● **Instructions to follow**:
Give the whole listing below as a JSON list of strings, one string per line, with blank lines left out. Leave the pictures out of the answer.

==== Records provided ====

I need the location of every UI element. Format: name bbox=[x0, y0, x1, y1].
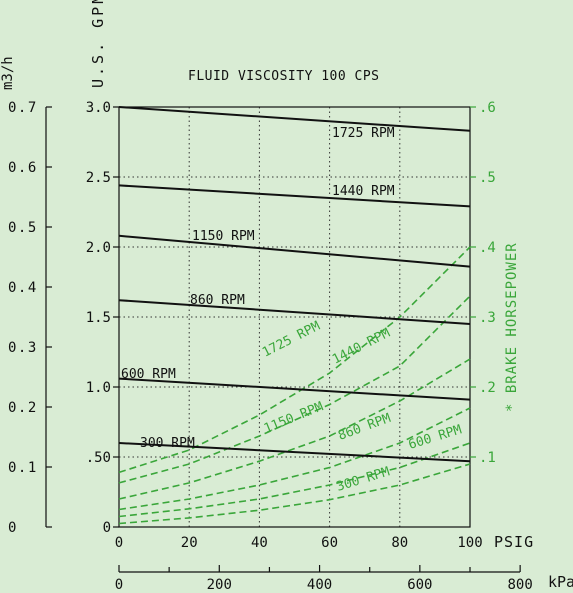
flow-line bbox=[118, 442, 471, 463]
y-far-left-tick-label: 0.6 bbox=[8, 160, 38, 176]
y-far-left-axis-label: m3/h bbox=[0, 56, 16, 90]
x2-tick-label: 800 bbox=[507, 577, 532, 593]
y-left-axis-label: U.S. GPM bbox=[89, 0, 107, 88]
flow-curves bbox=[118, 106, 471, 463]
flow-line bbox=[118, 184, 471, 208]
flow-line-label: 300 RPM bbox=[140, 436, 195, 451]
y-far-left-tick-label: 0 bbox=[8, 520, 18, 536]
x2-tick-label: 200 bbox=[207, 577, 232, 593]
flow-line-label: 1440 RPM bbox=[332, 184, 395, 199]
horsepower-curve bbox=[118, 463, 471, 525]
x-tick-label: 60 bbox=[321, 535, 338, 551]
y-right-tick-label: .2 bbox=[479, 380, 496, 396]
y-far-left-tick-label: 0.4 bbox=[8, 280, 38, 296]
x-tick-label: 80 bbox=[391, 535, 408, 551]
y-far-left-tick-label: 0.7 bbox=[8, 100, 38, 116]
grid bbox=[119, 107, 470, 527]
x-tick-label: 40 bbox=[251, 535, 268, 551]
y-right-tick-label: .3 bbox=[479, 310, 496, 326]
x2-axis-label: kPa bbox=[548, 573, 573, 591]
x-axis-label: PSIG bbox=[494, 533, 534, 551]
y-far-left-tick-label: 0.2 bbox=[8, 400, 38, 416]
horsepower-curve bbox=[118, 358, 471, 500]
horsepower-curve bbox=[118, 442, 471, 518]
x-tick-label: 0 bbox=[115, 535, 123, 551]
y-far-left-tick-label: 0.1 bbox=[8, 460, 38, 476]
x2-tick-label: 0 bbox=[115, 577, 123, 593]
y-left-tick-label: 0 bbox=[103, 520, 111, 536]
flow-line bbox=[118, 106, 471, 132]
flow-line bbox=[118, 234, 471, 268]
flow-line bbox=[118, 299, 471, 325]
flow-line bbox=[118, 377, 471, 401]
y-far-left-tick-label: 0.5 bbox=[8, 220, 38, 236]
axes: 0.501.01.52.02.53.000.10.20.30.40.50.60.… bbox=[8, 100, 533, 593]
horsepower-curve bbox=[118, 407, 471, 511]
y-right-tick-label: .5 bbox=[479, 170, 496, 186]
x-tick-label: 20 bbox=[181, 535, 198, 551]
y-left-tick-label: 2.0 bbox=[86, 240, 111, 256]
y-left-tick-label: 2.5 bbox=[86, 170, 111, 186]
x2-tick-label: 600 bbox=[407, 577, 432, 593]
y-left-tick-label: 3.0 bbox=[86, 100, 111, 116]
y-right-tick-label: .1 bbox=[479, 450, 496, 466]
chart-title: FLUID VISCOSITY 100 CPS bbox=[188, 69, 380, 84]
y-far-left-tick-label: 0.3 bbox=[8, 340, 38, 356]
flow-line-label: 600 RPM bbox=[121, 367, 176, 382]
y-left-tick-label: 1.0 bbox=[86, 380, 111, 396]
y-left-tick-label: 1.5 bbox=[86, 310, 111, 326]
y-right-tick-label: .6 bbox=[479, 100, 496, 116]
x2-tick-label: 400 bbox=[307, 577, 332, 593]
y-left-tick-label: .50 bbox=[86, 450, 111, 466]
y-right-tick-label: .4 bbox=[479, 240, 496, 256]
horsepower-curve bbox=[118, 246, 471, 474]
y-right-axis-label: * BRAKE HORSEPOWER bbox=[504, 242, 520, 412]
flow-line-label: 1725 RPM bbox=[332, 126, 395, 141]
horsepower-curve bbox=[118, 295, 471, 484]
x-tick-label: 100 bbox=[457, 535, 482, 551]
flow-line-label: 860 RPM bbox=[190, 293, 245, 308]
horsepower-curves bbox=[118, 246, 471, 525]
flow-line-label: 1150 RPM bbox=[192, 229, 255, 244]
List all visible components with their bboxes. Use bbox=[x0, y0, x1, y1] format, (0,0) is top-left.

====

● **Task solution**:
[
  "I need the location of every UI element. Format: name bbox=[x0, y0, x1, y1].",
  "flow-line bbox=[118, 442, 471, 463]",
  "y-far-left-tick-label: 0.6 bbox=[8, 160, 38, 176]",
  "y-far-left-axis-label: m3/h bbox=[0, 56, 16, 90]",
  "x2-tick-label: 800 bbox=[507, 577, 532, 593]",
  "y-left-axis-label: U.S. GPM bbox=[89, 0, 107, 88]",
  "flow-curves bbox=[118, 106, 471, 463]",
  "flow-line bbox=[118, 184, 471, 208]",
  "flow-line-label: 300 RPM bbox=[140, 436, 195, 451]",
  "y-far-left-tick-label: 0 bbox=[8, 520, 18, 536]",
  "x2-tick-label: 200 bbox=[207, 577, 232, 593]",
  "flow-line-label: 1440 RPM bbox=[332, 184, 395, 199]",
  "horsepower-curve bbox=[118, 463, 471, 525]",
  "x-tick-label: 60 bbox=[321, 535, 338, 551]",
  "y-right-tick-label: .2 bbox=[479, 380, 496, 396]",
  "y-far-left-tick-label: 0.4 bbox=[8, 280, 38, 296]",
  "x-tick-label: 80 bbox=[391, 535, 408, 551]",
  "y-far-left-tick-label: 0.7 bbox=[8, 100, 38, 116]",
  "grid bbox=[119, 107, 470, 527]",
  "x-tick-label: 40 bbox=[251, 535, 268, 551]",
  "y-right-tick-label: .3 bbox=[479, 310, 496, 326]",
  "x2-axis-label: kPa bbox=[548, 573, 573, 591]",
  "x-axis-label: PSIG bbox=[494, 533, 534, 551]",
  "y-far-left-tick-label: 0.2 bbox=[8, 400, 38, 416]",
  "horsepower-curve bbox=[118, 358, 471, 500]",
  "horsepower-curve bbox=[118, 442, 471, 518]",
  "x-tick-label: 0 bbox=[115, 535, 123, 551]",
  "y-far-left-tick-label: 0.1 bbox=[8, 460, 38, 476]",
  "x2-tick-label: 0 bbox=[115, 577, 123, 593]",
  "y-left-tick-label: 0 bbox=[103, 520, 111, 536]",
  "flow-line bbox=[118, 106, 471, 132]",
  "flow-line bbox=[118, 234, 471, 268]",
  "flow-line bbox=[118, 299, 471, 325]",
  "flow-line bbox=[118, 377, 471, 401]",
  "y-far-left-tick-label: 0.5 bbox=[8, 220, 38, 236]",
  "axes: 0.501.01.52.02.53.000.10.20.30.40.50.60.… bbox=[8, 100, 533, 593]",
  "horsepower-curve bbox=[118, 407, 471, 511]",
  "y-right-tick-label: .5 bbox=[479, 170, 496, 186]",
  "x-tick-label: 20 bbox=[181, 535, 198, 551]",
  "y-left-tick-label: 2.0 bbox=[86, 240, 111, 256]",
  "y-left-tick-label: 2.5 bbox=[86, 170, 111, 186]",
  "x2-tick-label: 600 bbox=[407, 577, 432, 593]",
  "y-left-tick-label: 3.0 bbox=[86, 100, 111, 116]",
  "y-right-tick-label: .1 bbox=[479, 450, 496, 466]",
  "chart-title: FLUID VISCOSITY 100 CPS bbox=[188, 69, 380, 84]",
  "y-far-left-tick-label: 0.3 bbox=[8, 340, 38, 356]",
  "flow-line-label: 600 RPM bbox=[121, 367, 176, 382]",
  "y-left-tick-label: 1.0 bbox=[86, 380, 111, 396]",
  "y-left-tick-label: 1.5 bbox=[86, 310, 111, 326]",
  "y-right-tick-label: .6 bbox=[479, 100, 496, 116]",
  "x2-tick-label: 400 bbox=[307, 577, 332, 593]",
  "y-left-tick-label: .50 bbox=[86, 450, 111, 466]",
  "y-right-tick-label: .4 bbox=[479, 240, 496, 256]",
  "horsepower-curve bbox=[118, 246, 471, 474]",
  "y-right-axis-label: * BRAKE HORSEPOWER bbox=[504, 242, 520, 412]",
  "flow-line-label: 1725 RPM bbox=[332, 126, 395, 141]",
  "horsepower-curve bbox=[118, 295, 471, 484]",
  "x-tick-label: 100 bbox=[457, 535, 482, 551]",
  "flow-line-label: 860 RPM bbox=[190, 293, 245, 308]",
  "horsepower-curves bbox=[118, 246, 471, 525]",
  "flow-line-label: 1150 RPM bbox=[192, 229, 255, 244]",
  "List all visible components with their bboxes. Use bbox=[x0, y0, x1, y1] format, (0,0) is top-left."
]